> **Esercizi da svolgere**
1. Rispondi a queste domande sulla recensione di Thor:
(a) Chi firma la regia del film?
(b) Quanti minuti dura il film?
(c) Quale attrice interpreta Jane?
2. Sostituisci "dolcissima" con "simpatica" nella recensione di Thor e riscrivi il brano che comincia con "Perciò scatta l’esilio, il" e va avanti fino a "all’oscuro di tutto.".
3. Prosegui la recensione di Thor a partire dall'ultima frase riportata.

> **Estratto della pagina**
<<<<

THOR, ALTRO GIRO, ALTRO SUPEREREROE

LA MARVEL CONTINUA IL GIRO

 

di Alessandro Tozzi

 

THOR

Regia Kenneth Branagh

Con Chris Hemsworth, Anthony Hopkins, Tom Hiddleston, Natalie Portman, Stellan Skargard, Colm Feore, Ray Stevenson, Idris Elba, Kat Dennings, Rene Russo, Jamie Alexander, Clark Gregg, Tadanobu Asano

Azione, Usa, durata 130 minuti – Universal Pictures – uscita mercoledi 27 aprile 2011

 

Proseguono gli appuntamenti periodici con i supereroi, meglio se di casa Marvel; stavolta è toccato a Thor, sì, quello col martello magico.

Come molti sapranno Thor (Chris Hemsworth), in qualità di primogenito del dio Odino (un calzantissimo Anthony Hopkins nei panni del saggio), attende di salire al trono di Asgard per naturale successione. Una sua azione avventata, però, scatena di nuovo una guerra sopita coi Giganti di Ghiaccio, enormi esseri che abitano un gelido mondo vicino.

Perciò scatta l’esilio, il caso vuole sulla Terra, dove si imbatte nella dolcissima Jane (Natalie Portman), una fisica intenta in rilevazioni atmosferiche, mentre il fratello Loki (Tom Hiddleston) approfitta di un malanno del padre per usurpare il trono.

C’è così una continua alternanza tra vicende di Asgard e vicende terrestri, bravo il protagonista come supereroe, mi è sembrato però poco credibile qualche dettaglio sulla sua permanenza terrena; ad esempio parla della pace ottenuta dal padre tra i 9 regni del cielo prima della sua follia, ma appare piuttosto curioso come dei 9 mondi la nostra povera Terra sia l’unico all’oscuro di tutto.

>>>>

> **Materiale del dataset**
<<<<

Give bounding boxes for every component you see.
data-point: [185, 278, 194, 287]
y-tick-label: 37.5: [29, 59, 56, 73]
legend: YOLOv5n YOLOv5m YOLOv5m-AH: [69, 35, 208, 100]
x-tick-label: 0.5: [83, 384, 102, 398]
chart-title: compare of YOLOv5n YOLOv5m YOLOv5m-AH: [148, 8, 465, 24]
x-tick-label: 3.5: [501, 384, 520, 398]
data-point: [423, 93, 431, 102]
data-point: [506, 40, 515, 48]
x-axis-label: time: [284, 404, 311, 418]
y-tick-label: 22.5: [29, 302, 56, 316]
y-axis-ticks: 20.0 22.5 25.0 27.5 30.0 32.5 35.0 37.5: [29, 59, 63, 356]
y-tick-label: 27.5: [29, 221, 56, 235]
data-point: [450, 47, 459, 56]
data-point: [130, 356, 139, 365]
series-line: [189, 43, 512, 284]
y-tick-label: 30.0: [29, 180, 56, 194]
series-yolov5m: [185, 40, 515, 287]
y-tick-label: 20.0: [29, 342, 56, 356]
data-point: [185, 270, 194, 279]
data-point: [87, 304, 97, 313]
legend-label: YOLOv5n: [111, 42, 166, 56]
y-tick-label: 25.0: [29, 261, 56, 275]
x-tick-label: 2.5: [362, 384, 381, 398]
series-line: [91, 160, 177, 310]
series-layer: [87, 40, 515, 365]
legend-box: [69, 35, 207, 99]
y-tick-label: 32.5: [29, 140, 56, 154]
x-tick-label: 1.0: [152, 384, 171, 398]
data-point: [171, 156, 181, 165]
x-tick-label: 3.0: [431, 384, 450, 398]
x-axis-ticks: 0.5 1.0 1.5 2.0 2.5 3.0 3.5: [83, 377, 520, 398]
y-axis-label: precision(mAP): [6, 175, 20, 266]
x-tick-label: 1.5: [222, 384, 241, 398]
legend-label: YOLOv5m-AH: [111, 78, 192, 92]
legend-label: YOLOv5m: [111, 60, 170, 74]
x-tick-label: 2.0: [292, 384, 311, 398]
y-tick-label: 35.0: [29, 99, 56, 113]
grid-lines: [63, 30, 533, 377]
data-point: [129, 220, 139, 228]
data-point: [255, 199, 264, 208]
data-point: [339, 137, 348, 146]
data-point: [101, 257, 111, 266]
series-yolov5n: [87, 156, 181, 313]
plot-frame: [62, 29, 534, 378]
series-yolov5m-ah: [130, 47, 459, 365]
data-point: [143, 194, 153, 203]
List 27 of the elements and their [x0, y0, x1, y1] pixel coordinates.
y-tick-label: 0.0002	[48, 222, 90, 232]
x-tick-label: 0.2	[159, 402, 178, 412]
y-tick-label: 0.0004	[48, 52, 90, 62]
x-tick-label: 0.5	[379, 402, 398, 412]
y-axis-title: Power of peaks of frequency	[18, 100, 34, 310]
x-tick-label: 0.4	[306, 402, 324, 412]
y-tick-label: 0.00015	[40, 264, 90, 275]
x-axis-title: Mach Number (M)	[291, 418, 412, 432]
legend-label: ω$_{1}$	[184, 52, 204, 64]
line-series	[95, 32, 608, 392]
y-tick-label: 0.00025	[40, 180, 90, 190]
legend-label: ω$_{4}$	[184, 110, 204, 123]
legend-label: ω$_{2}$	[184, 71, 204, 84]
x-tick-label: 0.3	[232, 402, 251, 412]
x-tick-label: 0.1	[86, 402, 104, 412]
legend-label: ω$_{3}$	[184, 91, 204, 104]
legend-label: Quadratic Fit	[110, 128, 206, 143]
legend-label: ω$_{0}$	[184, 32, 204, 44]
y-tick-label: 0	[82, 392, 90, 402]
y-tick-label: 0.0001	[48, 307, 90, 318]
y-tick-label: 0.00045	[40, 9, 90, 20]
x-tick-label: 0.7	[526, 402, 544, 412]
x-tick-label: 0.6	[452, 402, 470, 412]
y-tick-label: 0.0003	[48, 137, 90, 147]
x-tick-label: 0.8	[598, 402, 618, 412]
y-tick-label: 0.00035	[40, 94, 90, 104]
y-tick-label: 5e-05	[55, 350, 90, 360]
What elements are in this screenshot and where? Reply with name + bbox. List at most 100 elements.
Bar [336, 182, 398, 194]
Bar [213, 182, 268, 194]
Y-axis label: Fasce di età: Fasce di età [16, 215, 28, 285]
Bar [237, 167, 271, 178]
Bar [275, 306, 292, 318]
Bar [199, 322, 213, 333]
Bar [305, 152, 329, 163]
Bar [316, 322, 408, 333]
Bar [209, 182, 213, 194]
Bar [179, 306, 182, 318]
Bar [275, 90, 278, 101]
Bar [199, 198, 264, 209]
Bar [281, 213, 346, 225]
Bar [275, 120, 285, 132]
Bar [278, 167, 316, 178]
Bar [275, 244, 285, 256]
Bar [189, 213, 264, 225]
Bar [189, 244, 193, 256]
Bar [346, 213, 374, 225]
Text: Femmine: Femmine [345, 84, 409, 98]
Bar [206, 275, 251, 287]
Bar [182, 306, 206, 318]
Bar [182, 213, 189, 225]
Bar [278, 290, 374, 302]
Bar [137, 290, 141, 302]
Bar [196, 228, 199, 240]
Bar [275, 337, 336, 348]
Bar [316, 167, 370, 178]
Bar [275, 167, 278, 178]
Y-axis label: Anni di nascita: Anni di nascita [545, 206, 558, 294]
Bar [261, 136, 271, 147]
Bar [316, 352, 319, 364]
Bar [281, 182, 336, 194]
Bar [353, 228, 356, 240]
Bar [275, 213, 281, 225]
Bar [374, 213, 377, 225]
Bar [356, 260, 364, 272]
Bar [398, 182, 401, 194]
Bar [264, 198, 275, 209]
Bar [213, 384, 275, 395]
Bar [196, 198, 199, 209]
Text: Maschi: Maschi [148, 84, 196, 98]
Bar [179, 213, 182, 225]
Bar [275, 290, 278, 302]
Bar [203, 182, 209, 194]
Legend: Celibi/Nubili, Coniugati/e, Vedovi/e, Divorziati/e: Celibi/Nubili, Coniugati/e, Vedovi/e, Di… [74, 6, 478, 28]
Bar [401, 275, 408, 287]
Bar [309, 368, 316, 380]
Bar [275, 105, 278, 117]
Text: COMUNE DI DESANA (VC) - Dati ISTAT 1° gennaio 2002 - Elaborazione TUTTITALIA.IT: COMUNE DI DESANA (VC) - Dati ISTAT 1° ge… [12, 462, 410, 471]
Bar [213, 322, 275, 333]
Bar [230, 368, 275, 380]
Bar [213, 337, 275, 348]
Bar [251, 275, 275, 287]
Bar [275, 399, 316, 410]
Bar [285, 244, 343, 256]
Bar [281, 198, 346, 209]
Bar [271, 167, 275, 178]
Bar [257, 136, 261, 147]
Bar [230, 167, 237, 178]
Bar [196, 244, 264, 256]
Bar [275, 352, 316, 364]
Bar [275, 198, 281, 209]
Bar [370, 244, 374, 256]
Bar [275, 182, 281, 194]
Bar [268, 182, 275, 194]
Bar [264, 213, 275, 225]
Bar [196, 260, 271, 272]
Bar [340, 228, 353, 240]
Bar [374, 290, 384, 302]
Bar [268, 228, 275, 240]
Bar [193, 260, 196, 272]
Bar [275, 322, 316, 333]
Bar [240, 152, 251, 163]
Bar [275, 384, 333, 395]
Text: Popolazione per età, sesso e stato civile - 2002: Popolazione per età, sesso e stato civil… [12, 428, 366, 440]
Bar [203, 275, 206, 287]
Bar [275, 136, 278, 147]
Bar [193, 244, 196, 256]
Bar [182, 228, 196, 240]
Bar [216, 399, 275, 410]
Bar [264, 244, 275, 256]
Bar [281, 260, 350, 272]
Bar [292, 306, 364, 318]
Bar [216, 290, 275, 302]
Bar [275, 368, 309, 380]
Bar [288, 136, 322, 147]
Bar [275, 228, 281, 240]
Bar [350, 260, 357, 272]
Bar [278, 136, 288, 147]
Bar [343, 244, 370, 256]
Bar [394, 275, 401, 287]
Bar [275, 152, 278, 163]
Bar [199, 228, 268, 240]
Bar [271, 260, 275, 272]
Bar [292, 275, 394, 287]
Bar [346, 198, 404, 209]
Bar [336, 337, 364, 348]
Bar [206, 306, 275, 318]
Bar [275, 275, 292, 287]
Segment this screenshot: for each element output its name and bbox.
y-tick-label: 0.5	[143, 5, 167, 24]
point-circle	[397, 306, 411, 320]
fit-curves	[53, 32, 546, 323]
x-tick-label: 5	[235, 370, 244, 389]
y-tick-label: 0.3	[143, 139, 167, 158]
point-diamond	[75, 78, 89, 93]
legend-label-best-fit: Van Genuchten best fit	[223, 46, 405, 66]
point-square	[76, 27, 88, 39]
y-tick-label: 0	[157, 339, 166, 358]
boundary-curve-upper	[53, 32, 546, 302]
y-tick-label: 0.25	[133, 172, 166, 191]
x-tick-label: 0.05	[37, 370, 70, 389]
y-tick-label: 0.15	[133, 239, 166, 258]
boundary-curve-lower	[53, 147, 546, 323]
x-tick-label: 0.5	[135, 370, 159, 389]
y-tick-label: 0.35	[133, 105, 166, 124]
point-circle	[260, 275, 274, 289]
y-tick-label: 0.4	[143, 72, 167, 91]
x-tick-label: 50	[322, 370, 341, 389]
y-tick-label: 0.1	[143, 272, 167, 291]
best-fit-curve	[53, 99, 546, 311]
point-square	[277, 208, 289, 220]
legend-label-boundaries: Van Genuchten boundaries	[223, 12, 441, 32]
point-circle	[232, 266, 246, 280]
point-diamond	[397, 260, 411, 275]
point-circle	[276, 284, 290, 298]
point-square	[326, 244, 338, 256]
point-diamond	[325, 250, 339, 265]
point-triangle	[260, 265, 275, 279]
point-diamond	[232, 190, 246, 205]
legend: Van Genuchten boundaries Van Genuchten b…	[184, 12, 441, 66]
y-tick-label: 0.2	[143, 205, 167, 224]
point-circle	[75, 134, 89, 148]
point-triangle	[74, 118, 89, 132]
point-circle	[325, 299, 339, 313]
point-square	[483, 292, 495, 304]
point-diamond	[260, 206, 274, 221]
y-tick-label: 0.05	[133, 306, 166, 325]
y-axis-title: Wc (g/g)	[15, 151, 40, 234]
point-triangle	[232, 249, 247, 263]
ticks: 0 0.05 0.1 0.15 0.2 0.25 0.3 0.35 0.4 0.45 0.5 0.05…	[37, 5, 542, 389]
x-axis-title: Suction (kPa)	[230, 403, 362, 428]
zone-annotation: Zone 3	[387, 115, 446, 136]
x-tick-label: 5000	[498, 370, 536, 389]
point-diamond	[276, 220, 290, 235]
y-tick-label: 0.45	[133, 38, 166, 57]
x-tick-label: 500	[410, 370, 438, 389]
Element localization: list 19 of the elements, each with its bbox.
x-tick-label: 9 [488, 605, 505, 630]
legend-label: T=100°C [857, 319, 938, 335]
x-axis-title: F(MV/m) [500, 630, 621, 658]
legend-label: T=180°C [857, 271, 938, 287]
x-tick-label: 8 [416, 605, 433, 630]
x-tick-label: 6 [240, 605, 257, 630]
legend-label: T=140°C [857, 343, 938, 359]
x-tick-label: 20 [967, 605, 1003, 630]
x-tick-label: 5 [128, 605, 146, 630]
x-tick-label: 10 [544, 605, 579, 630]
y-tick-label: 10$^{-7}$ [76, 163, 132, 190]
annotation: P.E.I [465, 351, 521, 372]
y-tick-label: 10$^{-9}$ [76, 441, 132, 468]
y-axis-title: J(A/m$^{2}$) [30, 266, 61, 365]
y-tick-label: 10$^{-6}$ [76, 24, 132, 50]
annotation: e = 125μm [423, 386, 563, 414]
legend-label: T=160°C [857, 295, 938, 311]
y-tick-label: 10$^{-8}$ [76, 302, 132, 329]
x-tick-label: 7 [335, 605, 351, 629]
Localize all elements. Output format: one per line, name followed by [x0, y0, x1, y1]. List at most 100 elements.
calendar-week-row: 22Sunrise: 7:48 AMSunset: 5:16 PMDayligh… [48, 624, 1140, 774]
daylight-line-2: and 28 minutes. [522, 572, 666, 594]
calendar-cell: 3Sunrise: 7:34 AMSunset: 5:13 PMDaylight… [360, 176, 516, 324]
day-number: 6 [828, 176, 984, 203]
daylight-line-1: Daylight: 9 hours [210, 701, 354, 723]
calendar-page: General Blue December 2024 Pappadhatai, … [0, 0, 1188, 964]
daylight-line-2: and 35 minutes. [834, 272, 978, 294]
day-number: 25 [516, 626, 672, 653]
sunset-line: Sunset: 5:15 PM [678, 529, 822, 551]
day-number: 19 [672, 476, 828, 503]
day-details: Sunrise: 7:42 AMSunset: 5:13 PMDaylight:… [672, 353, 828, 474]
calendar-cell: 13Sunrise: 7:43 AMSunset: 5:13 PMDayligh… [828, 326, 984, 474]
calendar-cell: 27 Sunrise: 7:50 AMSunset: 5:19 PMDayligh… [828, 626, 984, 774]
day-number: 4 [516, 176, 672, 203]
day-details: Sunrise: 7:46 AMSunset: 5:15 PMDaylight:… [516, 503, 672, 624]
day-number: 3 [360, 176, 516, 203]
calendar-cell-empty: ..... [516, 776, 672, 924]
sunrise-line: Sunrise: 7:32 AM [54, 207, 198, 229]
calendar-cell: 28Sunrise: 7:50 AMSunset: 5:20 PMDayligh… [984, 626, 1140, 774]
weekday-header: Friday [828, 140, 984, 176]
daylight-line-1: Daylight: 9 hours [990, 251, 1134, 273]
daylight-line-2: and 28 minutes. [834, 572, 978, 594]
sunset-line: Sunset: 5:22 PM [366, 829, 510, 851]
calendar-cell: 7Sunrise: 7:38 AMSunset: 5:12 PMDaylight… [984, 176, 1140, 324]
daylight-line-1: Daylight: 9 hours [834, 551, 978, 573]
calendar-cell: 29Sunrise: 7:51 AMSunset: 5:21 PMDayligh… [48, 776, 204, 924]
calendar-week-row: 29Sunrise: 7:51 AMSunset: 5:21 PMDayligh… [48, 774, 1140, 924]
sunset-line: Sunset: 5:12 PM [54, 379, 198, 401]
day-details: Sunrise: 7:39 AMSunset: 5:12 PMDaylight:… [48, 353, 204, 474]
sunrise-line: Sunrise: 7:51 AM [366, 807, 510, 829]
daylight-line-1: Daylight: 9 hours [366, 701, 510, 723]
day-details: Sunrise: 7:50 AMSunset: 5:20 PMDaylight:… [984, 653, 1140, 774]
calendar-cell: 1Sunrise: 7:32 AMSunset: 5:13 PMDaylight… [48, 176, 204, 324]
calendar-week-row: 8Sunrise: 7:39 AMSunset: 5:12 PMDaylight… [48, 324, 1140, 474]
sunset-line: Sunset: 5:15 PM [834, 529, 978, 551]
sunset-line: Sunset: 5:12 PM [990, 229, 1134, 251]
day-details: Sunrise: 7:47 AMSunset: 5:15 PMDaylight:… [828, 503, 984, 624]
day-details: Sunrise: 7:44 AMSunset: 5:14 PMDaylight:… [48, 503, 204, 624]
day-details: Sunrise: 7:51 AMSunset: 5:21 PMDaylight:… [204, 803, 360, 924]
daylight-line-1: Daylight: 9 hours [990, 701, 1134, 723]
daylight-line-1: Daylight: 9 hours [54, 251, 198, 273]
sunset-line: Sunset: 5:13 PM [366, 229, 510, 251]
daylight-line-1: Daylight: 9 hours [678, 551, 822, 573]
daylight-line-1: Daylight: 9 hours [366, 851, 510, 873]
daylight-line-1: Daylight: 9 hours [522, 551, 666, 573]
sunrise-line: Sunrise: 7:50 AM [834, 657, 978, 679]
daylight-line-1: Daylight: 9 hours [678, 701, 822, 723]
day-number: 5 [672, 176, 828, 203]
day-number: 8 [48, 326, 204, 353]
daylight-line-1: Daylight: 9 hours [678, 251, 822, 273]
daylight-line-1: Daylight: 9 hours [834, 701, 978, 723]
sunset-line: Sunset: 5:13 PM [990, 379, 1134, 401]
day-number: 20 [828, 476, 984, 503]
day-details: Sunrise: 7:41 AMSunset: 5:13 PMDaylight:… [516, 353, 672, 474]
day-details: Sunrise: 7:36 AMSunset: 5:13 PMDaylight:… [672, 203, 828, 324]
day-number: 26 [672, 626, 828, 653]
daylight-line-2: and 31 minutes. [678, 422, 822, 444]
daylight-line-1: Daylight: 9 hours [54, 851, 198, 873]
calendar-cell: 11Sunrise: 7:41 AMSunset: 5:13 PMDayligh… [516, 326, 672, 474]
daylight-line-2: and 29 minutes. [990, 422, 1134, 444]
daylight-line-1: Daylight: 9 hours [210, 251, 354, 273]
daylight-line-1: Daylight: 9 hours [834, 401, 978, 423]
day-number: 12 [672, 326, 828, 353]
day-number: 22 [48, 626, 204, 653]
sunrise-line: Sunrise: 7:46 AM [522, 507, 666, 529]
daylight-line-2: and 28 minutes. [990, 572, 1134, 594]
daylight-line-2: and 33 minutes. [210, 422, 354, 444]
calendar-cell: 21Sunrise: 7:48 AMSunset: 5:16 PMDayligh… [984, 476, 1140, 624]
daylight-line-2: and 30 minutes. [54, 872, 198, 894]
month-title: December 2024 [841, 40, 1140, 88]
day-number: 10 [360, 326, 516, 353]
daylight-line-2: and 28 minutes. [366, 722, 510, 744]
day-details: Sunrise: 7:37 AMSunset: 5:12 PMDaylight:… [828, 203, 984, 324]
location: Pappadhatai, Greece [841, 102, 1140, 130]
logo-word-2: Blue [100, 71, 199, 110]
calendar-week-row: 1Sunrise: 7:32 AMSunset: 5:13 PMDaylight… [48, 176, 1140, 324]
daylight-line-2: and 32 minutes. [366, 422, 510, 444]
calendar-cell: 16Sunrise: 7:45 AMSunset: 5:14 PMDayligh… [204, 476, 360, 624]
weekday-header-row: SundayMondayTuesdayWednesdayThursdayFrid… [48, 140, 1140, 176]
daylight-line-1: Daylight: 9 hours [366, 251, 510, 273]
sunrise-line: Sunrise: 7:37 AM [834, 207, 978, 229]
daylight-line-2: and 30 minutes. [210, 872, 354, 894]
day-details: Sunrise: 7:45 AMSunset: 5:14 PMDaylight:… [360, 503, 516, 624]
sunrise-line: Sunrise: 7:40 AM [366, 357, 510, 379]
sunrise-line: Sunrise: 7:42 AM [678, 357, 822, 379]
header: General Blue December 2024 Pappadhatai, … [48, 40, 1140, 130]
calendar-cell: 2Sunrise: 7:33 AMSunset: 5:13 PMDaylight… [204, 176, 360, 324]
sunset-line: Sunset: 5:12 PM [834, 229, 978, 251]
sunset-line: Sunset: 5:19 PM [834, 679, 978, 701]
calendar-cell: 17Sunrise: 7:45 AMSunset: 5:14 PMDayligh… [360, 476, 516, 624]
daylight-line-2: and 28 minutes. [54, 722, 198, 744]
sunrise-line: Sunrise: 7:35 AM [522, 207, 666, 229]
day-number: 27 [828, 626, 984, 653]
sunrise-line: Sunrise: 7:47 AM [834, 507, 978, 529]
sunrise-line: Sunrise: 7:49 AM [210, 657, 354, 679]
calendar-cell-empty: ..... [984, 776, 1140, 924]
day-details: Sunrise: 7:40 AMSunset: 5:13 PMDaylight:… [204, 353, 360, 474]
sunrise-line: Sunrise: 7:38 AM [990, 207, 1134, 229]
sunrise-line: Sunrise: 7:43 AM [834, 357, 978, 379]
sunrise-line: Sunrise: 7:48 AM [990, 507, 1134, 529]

>>>>

> **Risposte in ordine**
1.
(a) Kenneth Branagh.
(b) 130 minuti.
(c) Natalie Portman.

2.
Perciò scatta l’esilio, il caso vuole sulla Terra, dove si imbatte nella simpatica Jane (Natalie Portman), una fisica intenta in rilevazioni atmosferiche, mentre il fratello Loki (Tom Hiddleston) approfitta di un malanno del padre per usurpare il trono.

C’è così una continua alternanza tra vicende di Asgard e vicende terrestri, bravo il protagonista come supereroe, mi è sembrato però poco credibile qualche dettaglio sulla sua permanenza terrena; ad esempio parla della pace ottenuta dal padre tra i 9 regni del cielo prima della sua follia, ma appare piuttosto curioso come dei 9 mondi la nostra povera Terra sia l’unico all’oscuro di tutto.

3.
Buona l’azione e le scenografie dello spazio, un po’ fuori luogo l’ambientazione terrestre in un paesello misconosciuto del New Mexico, con questo sentimento che nasce in Jane e che Thor capisce solo quando lascia la Terra, una volta considerato finalmente degno di rientrare in possesso del suo fedele ed invincibile martello.

Buffe anche, ma non riesco a dire se azzeccate o meno, le cospirazioni di Loki o le argomentazioni dei “parlamentari” di Asgard, degne di un film di storia romana, o se vogliamo, di una trama Shakesperiana, visto il curriculum del regista. Insomma extraterrestri molto simili a certi terrestri, bramosi di potere, fino a giungere allo scontro fratricida tra Thor e Loki.

Perfino il marchingegno utilizzato per il teletrasporto da un pianeta all’altro sa molto di già visto.

Decente la parte ambientata su Asgard, soprattutto in versione 3D, scarsamente coinvolgente quella sulla Terra, senza nemmeno il tempo di sfociare nella classica storia d’amore che lascia tutti contenti.